## START Stored data

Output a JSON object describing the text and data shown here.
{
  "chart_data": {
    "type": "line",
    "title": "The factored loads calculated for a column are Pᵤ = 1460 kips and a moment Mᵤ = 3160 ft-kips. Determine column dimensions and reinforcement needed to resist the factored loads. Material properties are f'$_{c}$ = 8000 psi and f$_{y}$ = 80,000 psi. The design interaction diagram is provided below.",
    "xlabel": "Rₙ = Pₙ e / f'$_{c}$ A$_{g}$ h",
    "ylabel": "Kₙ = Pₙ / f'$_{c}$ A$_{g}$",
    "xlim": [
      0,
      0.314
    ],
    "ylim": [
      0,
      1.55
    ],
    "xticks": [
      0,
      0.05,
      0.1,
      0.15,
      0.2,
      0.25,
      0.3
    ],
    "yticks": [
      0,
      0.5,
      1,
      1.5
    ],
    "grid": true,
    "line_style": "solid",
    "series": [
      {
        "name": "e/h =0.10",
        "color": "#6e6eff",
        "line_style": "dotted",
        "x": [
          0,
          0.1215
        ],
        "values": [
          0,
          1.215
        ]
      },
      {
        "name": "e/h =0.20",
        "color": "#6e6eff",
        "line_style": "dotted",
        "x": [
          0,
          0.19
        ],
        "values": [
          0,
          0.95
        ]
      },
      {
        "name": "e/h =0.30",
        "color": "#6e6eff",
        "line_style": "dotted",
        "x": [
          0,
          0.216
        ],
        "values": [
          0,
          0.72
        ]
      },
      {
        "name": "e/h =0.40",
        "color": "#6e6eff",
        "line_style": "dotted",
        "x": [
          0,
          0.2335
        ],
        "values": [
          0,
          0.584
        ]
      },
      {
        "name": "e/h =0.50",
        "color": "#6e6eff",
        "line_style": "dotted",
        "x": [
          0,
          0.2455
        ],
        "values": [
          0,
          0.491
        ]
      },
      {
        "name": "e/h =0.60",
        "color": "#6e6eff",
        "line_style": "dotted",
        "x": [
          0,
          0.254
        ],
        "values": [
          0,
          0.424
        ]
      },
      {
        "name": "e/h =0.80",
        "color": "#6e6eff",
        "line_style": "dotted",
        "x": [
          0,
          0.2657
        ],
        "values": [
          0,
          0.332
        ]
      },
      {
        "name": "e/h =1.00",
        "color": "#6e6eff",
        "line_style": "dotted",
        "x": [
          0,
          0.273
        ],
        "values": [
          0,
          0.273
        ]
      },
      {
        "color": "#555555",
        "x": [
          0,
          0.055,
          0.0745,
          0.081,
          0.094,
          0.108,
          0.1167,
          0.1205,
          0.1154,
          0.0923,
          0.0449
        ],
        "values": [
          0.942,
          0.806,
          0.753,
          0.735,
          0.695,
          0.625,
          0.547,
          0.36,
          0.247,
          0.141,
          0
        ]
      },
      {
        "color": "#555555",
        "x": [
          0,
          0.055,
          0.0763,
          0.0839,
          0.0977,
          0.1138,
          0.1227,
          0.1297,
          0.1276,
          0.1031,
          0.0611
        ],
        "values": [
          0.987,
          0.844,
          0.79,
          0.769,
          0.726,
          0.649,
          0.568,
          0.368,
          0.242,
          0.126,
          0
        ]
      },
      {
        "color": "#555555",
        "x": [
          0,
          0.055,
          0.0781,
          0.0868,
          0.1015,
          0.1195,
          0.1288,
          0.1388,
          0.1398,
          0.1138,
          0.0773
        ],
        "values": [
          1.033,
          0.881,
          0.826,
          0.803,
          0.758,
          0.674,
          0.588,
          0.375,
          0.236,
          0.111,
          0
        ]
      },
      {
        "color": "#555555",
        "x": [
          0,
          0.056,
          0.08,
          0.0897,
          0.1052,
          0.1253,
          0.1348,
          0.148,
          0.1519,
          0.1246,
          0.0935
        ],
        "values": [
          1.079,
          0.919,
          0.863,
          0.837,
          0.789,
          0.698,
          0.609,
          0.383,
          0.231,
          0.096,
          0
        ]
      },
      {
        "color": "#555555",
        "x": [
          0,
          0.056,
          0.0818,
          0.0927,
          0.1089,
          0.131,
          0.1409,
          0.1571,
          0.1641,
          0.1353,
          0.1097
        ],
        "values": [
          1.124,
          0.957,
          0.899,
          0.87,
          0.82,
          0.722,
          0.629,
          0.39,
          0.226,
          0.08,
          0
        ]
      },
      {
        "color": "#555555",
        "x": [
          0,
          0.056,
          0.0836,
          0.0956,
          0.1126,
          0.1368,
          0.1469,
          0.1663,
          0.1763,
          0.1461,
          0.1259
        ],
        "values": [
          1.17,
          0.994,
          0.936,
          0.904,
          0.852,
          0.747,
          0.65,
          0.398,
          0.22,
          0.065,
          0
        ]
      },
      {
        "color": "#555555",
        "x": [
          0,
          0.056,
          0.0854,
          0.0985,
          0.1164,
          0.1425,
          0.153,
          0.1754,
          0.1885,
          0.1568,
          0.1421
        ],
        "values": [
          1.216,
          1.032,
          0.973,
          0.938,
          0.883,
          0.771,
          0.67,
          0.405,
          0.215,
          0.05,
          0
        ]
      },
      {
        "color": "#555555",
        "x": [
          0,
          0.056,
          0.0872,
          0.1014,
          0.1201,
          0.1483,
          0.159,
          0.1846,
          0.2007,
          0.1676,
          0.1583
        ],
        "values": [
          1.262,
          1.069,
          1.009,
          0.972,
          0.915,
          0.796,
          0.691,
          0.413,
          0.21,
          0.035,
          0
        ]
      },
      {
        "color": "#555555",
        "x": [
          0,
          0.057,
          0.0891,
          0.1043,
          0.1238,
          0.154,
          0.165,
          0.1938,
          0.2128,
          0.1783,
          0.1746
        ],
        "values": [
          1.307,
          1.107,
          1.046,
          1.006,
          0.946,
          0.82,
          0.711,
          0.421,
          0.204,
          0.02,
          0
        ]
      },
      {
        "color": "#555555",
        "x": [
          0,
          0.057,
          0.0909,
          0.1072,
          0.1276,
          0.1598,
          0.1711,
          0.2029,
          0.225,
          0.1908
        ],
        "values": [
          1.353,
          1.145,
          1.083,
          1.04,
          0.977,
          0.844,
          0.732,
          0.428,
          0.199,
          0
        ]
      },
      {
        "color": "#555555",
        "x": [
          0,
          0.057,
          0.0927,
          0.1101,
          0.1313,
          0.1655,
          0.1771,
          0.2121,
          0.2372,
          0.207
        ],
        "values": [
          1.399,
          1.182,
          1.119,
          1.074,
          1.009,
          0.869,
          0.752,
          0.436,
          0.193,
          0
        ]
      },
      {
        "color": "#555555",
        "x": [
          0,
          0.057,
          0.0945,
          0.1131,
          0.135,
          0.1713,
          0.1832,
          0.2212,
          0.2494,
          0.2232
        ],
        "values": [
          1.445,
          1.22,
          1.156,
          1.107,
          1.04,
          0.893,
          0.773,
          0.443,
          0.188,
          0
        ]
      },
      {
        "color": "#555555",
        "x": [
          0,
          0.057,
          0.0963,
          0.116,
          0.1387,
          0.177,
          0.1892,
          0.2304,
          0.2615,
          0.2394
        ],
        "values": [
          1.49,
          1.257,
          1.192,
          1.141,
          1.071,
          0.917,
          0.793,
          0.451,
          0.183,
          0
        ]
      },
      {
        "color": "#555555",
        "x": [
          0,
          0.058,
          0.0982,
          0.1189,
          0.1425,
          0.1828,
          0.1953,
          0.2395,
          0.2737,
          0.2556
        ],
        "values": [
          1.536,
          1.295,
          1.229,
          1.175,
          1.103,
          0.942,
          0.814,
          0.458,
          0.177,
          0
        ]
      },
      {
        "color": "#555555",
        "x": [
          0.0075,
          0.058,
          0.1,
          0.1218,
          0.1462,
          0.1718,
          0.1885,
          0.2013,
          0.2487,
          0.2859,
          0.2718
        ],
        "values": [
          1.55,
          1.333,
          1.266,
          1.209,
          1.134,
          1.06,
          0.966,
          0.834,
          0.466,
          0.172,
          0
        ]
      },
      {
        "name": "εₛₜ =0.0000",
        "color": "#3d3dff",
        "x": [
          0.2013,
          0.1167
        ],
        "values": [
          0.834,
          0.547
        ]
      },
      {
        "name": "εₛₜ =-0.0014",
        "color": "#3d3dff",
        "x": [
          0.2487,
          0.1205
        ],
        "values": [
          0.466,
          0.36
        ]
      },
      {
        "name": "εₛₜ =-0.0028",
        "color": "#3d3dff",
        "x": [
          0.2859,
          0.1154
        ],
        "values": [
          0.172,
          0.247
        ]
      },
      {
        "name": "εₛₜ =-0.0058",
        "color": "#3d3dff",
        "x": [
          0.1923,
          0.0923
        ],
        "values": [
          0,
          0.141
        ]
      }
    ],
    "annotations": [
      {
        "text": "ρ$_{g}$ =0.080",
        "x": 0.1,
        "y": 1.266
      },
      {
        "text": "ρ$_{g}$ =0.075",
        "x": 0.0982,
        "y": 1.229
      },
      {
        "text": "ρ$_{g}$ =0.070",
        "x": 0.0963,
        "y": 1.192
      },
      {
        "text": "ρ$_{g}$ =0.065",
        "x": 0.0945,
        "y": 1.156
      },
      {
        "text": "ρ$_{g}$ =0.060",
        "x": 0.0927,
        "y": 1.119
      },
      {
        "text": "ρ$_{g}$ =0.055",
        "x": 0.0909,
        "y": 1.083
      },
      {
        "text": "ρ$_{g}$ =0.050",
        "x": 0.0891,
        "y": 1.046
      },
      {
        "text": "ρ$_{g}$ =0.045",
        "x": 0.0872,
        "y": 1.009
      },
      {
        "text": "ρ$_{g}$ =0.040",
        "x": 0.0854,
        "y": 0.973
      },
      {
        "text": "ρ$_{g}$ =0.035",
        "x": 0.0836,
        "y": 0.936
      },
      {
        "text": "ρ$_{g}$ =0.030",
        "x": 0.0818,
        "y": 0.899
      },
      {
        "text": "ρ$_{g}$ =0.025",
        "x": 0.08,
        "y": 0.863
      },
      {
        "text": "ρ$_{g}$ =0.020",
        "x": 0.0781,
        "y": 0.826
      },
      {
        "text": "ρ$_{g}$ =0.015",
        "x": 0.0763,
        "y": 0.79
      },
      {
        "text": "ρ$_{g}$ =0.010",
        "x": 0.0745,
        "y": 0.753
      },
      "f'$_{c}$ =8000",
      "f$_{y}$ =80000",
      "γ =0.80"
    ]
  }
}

## END Stored data

■ What you need to do: Copy each line of the records that contains the word "name".

■ Solution for this task:
        "name": "e/h =0.10",
        "name": "e/h =0.20",
        "name": "e/h =0.30",
        "name": "e/h =0.40",
        "name": "e/h =0.50",
        "name": "e/h =0.60",
        "name": "e/h =0.80",
        "name": "e/h =1.00",
        "name": "εₛₜ =0.0000",
        "name": "εₛₜ =-0.0014",
        "name": "εₛₜ =-0.0028",
        "name": "εₛₜ =-0.0058",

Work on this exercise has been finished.